• [TASK] Copy out word for word the entries from the one containing "quote-author: You <box>48 670 83 691</box>" through the one containing "chat-header: 17 +62", both included.

── DATASET RECORDS

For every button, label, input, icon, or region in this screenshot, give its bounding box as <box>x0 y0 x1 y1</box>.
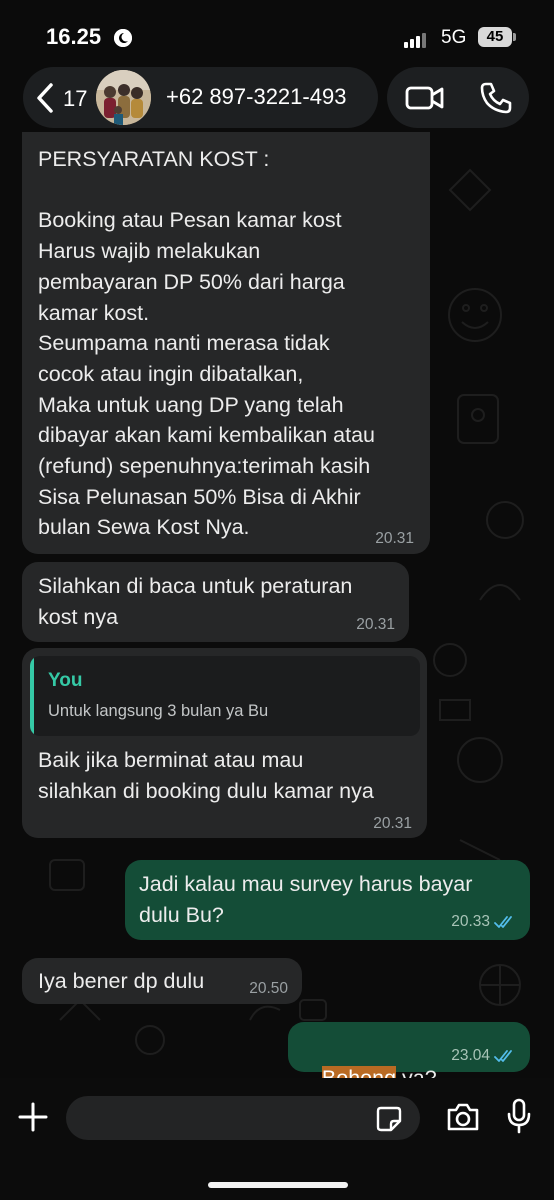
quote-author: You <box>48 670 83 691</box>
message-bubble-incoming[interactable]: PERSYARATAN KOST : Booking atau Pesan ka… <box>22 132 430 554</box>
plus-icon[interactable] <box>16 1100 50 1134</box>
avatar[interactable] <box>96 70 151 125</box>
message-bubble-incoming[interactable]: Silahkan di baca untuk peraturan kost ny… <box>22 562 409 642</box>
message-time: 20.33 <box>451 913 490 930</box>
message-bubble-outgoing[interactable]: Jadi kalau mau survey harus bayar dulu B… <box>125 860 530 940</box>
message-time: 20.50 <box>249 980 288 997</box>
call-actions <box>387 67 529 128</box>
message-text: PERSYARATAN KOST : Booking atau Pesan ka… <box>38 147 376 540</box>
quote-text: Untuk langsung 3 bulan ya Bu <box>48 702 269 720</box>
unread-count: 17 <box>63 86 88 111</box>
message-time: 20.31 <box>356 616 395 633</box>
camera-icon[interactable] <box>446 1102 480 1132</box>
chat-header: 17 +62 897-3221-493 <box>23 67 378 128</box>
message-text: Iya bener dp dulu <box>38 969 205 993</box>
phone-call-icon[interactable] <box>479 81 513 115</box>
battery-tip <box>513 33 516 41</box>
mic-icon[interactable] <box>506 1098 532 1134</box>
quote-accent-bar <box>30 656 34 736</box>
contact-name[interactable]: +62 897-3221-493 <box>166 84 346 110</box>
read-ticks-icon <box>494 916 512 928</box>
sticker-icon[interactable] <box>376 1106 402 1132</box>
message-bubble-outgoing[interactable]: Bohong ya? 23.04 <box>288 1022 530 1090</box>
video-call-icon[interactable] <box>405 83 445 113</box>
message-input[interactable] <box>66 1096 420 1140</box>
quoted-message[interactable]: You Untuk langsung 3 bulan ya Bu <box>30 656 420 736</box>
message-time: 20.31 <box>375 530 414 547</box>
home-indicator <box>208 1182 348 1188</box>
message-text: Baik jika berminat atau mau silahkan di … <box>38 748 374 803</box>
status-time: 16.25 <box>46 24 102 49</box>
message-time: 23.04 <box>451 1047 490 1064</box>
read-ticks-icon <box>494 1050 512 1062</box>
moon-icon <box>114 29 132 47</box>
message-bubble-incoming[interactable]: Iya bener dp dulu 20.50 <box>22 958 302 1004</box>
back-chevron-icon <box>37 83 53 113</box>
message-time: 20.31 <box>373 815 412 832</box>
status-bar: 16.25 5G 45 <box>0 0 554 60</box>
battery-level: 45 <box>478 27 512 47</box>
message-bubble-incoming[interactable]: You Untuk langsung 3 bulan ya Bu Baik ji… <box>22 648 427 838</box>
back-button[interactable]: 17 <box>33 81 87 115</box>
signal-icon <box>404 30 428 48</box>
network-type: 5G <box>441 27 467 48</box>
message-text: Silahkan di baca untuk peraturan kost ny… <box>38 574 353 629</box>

────
── DATASET RECORDS

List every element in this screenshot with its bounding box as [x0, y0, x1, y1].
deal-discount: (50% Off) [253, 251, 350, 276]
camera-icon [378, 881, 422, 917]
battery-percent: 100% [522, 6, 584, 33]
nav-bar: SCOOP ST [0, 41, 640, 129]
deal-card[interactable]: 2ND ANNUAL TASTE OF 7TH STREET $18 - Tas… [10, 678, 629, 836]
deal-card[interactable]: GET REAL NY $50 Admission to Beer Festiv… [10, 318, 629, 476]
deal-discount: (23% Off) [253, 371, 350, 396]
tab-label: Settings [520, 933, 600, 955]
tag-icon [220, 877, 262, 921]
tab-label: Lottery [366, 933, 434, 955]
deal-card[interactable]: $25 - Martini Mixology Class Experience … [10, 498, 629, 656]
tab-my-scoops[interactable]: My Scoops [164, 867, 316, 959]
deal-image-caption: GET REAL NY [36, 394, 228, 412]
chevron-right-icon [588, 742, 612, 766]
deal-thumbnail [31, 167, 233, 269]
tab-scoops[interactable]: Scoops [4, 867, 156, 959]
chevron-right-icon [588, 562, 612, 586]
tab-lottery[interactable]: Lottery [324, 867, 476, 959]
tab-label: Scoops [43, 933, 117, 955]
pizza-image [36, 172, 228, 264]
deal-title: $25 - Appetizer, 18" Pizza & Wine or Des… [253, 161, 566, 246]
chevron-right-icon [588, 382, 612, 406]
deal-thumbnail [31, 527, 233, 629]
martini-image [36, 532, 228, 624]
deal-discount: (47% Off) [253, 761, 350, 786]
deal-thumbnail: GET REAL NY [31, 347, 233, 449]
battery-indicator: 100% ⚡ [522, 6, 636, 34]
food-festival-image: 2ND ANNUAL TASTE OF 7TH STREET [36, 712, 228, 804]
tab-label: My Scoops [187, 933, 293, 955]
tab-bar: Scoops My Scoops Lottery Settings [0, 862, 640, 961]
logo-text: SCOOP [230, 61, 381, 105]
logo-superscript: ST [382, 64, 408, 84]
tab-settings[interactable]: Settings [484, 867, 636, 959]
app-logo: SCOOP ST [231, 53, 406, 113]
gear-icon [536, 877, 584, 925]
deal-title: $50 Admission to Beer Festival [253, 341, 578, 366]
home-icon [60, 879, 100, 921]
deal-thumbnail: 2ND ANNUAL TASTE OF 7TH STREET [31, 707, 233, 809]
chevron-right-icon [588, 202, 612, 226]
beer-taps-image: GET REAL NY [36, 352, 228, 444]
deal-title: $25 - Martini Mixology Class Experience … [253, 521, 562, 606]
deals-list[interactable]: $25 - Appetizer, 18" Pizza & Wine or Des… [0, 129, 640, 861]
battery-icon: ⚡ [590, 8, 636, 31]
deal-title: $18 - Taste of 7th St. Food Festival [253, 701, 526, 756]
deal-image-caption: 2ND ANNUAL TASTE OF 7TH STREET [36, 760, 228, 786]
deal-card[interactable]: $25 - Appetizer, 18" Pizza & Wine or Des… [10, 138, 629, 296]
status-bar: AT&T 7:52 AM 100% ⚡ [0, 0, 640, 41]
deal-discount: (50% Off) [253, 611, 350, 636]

────

• [COMPLETED TASK]
quote-author: You <box>48 670 83 691</box>
message-bubble-incoming[interactable]: PERSYARATAN KOST : Booking atau Pesan ka… <box>22 132 430 554</box>
plus-icon[interactable] <box>16 1100 50 1134</box>
avatar[interactable] <box>96 70 151 125</box>
message-bubble-incoming[interactable]: Silahkan di baca untuk peraturan kost ny… <box>22 562 409 642</box>
message-time: 20.33 <box>451 913 490 930</box>
message-bubble-outgoing[interactable]: Jadi kalau mau survey harus bayar dulu B… <box>125 860 530 940</box>
message-time: 20.50 <box>249 980 288 997</box>
call-actions <box>387 67 529 128</box>
message-text: PERSYARATAN KOST : Booking atau Pesan ka… <box>38 147 376 540</box>
quote-text: Untuk langsung 3 bulan ya Bu <box>48 702 269 720</box>
unread-count: 17 <box>63 86 88 111</box>
message-time: 20.31 <box>356 616 395 633</box>
camera-icon[interactable] <box>446 1102 480 1132</box>
chat-header: 17 +62 897-3221-493 <box>23 67 378 128</box>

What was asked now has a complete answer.